Text provided:
Using Version Control Systems to Manage Adapter Elements
The adapter supports the Version Control System (VCS) Integration feature provided by Designer. When you enable the feature in Integration Server, you can check adapter packages or elements into and out of your version control system from Designer. For more information about the VCS Integration feature, see the Configuring the VCS Integration Feature.
Beginning with Integration Server 8.2 SP3, the adapter supports the local service development feature in Designer. This feature extends the functionality of the VCS Integration feature to check package elements and their supporting files into and out of a VCS directly from Designer. For more information about local service development and how it compares to the VCS Integration feature, see the IBM webMethods Service Development Help.
Optimize Infrastructure Data Collector Support for Adapter for JMS
Optimize Infrastructure Data Collector monitors the system and operational data associated with webMethods run-time components such as Integration Servers, Broker Servers, Brokers, and adapters, and reports the status of these components on Optimize for Infrastructure or other external tools. When you start monitoring an Integration Server, Infrastructure Data Collector automatically starts monitoring all ART-based adapters that are installed on Integration Server.

Exercise requirements:
#1 According to the adapter text, beginning with which Integration Server release does the adapter support the local service development feature in Designer?
#2 Set down the adapter text word for word, from "Using Version Control" up to and including "Service Development Help.".
The rows have no connection to the adapter text.

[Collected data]
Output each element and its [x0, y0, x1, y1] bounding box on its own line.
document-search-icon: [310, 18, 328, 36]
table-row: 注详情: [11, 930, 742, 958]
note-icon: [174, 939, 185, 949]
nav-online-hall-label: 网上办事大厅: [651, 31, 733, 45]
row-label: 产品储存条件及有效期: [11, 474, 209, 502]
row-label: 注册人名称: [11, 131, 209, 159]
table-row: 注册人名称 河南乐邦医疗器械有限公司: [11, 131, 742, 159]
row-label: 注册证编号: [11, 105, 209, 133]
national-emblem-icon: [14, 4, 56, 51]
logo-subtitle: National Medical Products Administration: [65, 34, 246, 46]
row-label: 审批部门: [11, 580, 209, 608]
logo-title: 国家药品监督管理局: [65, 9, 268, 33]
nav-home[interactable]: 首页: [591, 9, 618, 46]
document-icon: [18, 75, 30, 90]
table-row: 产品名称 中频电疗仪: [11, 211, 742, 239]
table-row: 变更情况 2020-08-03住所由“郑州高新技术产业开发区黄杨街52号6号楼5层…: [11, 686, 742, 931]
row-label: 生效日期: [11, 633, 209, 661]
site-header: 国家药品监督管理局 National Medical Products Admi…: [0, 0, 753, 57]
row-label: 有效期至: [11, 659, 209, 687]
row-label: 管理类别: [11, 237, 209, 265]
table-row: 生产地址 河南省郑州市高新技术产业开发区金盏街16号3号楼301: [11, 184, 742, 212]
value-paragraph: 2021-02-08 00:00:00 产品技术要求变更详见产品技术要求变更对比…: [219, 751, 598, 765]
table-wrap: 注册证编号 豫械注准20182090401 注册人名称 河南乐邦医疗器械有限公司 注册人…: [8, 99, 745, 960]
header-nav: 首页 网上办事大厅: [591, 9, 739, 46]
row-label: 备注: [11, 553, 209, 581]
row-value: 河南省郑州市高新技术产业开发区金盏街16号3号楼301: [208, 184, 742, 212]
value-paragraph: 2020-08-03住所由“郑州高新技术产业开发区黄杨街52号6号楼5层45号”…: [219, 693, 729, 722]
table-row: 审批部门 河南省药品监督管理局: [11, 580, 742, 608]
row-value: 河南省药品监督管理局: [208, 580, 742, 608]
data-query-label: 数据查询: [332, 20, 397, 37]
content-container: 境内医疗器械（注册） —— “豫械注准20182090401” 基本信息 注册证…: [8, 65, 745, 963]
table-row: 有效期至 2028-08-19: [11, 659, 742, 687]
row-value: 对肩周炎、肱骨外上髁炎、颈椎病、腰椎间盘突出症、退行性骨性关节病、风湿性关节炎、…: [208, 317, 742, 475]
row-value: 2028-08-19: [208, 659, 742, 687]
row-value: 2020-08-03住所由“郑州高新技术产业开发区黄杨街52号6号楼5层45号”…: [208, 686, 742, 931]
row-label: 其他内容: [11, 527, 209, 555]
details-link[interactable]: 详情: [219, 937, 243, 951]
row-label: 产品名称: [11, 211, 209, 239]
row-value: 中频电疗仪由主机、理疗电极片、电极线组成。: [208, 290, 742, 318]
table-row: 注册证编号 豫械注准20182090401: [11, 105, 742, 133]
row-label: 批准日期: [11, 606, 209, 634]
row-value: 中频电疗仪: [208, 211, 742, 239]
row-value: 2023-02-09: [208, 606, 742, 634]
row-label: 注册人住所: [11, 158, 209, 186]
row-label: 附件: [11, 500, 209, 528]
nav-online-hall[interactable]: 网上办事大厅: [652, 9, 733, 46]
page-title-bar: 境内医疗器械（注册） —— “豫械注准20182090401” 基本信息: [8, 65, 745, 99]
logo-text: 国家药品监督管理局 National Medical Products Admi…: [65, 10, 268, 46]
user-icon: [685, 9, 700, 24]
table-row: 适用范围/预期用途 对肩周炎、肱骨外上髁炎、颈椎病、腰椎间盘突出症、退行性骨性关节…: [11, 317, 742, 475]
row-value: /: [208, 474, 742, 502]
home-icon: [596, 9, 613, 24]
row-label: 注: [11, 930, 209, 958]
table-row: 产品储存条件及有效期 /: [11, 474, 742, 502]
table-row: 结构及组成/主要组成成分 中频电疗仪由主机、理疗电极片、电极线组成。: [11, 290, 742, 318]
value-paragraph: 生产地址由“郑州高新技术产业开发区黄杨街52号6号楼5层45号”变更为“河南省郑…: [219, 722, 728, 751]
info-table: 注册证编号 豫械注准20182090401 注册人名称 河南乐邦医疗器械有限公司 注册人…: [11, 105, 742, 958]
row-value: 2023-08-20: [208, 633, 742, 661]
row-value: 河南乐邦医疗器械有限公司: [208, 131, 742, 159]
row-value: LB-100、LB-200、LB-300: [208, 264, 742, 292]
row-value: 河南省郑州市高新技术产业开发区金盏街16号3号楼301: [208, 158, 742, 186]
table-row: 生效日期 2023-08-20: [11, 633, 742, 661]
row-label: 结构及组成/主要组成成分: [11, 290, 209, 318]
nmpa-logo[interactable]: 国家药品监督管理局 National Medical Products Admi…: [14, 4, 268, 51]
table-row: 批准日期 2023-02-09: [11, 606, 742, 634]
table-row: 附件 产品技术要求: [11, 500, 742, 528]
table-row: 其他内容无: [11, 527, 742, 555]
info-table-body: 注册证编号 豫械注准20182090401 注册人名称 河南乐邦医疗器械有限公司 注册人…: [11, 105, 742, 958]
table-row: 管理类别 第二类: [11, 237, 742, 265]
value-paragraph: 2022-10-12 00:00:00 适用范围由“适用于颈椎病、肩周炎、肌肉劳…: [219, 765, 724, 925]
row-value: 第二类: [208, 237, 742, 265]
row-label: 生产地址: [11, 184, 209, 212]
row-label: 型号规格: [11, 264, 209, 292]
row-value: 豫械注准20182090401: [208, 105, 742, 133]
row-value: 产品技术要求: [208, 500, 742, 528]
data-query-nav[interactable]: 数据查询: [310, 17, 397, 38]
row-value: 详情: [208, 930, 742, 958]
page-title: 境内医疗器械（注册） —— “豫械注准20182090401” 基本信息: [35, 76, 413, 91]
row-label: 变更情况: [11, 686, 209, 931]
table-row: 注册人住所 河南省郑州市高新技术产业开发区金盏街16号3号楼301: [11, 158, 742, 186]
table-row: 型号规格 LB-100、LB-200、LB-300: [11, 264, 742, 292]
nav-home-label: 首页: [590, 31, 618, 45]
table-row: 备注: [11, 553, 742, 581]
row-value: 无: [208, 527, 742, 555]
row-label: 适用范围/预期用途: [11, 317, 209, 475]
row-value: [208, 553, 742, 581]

Results for each task:
#1 Integration Server 8.2 SP3

#2
Using Version Control Systems to Manage Adapter Elements
The adapter supports the Version Control System (VCS) Integration feature provided by Designer. When you enable the feature in Integration Server, you can check adapter packages or elements into and out of your version control system from Designer. For more information about the VCS Integration feature, see the Configuring the VCS Integration Feature.
Beginning with Integration Server 8.2 SP3, the adapter supports the local service development feature in Designer. This feature extends the functionality of the VCS Integration feature to check package elements and their supporting files into and out of a VCS directly from Designer. For more information about local service development and how it compares to the VCS Integration feature, see the IBM webMethods Service Development Help.